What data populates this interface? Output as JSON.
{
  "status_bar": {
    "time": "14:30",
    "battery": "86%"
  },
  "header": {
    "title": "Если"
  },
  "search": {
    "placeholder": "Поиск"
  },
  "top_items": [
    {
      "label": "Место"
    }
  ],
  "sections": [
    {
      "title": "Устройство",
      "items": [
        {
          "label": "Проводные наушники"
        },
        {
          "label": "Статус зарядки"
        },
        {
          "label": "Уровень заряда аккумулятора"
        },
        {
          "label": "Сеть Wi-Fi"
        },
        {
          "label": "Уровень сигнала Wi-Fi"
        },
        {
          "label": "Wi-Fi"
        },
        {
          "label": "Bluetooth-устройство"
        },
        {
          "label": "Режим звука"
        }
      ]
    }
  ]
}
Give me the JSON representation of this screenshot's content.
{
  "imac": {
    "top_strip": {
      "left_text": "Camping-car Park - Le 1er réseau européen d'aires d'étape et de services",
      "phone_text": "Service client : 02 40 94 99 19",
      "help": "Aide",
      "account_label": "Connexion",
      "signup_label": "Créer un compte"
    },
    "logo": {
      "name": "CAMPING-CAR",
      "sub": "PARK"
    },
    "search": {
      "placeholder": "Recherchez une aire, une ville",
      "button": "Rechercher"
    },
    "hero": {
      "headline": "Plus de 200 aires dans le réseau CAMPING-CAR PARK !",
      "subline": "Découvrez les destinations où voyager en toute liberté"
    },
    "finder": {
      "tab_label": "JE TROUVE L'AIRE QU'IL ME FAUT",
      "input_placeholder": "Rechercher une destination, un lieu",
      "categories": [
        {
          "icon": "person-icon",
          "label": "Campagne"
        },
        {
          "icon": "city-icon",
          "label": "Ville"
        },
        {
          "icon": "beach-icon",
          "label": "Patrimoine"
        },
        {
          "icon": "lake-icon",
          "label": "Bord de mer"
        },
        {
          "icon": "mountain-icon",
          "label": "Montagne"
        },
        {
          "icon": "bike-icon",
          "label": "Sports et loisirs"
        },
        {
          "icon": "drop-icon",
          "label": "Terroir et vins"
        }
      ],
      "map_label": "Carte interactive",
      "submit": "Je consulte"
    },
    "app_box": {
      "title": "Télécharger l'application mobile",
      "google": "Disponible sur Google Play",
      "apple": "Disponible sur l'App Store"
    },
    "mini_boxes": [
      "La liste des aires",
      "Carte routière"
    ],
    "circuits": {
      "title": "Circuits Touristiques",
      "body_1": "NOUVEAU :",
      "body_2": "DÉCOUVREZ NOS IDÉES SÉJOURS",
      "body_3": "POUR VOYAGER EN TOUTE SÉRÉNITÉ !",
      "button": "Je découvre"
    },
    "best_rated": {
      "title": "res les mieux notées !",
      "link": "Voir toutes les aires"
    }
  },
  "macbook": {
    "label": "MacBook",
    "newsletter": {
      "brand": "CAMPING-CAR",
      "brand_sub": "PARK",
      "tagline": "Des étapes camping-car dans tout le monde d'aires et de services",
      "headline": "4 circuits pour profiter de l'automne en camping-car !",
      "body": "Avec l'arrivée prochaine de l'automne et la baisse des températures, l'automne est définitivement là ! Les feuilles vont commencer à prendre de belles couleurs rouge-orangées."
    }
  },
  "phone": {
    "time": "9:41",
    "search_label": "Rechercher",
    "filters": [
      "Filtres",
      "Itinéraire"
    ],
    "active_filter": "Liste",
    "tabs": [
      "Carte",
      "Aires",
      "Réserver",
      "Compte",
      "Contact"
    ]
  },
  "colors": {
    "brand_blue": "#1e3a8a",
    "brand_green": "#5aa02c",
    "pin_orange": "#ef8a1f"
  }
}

* _Problem statement_
Go through the records and pull out each line that includes the word "title".

* _Completed task_
    "title": "Если"
      "title": "Устройство",
      "title": "Télécharger l'application mobile",
      "title": "Circuits Touristiques",
      "title": "res les mieux notées !",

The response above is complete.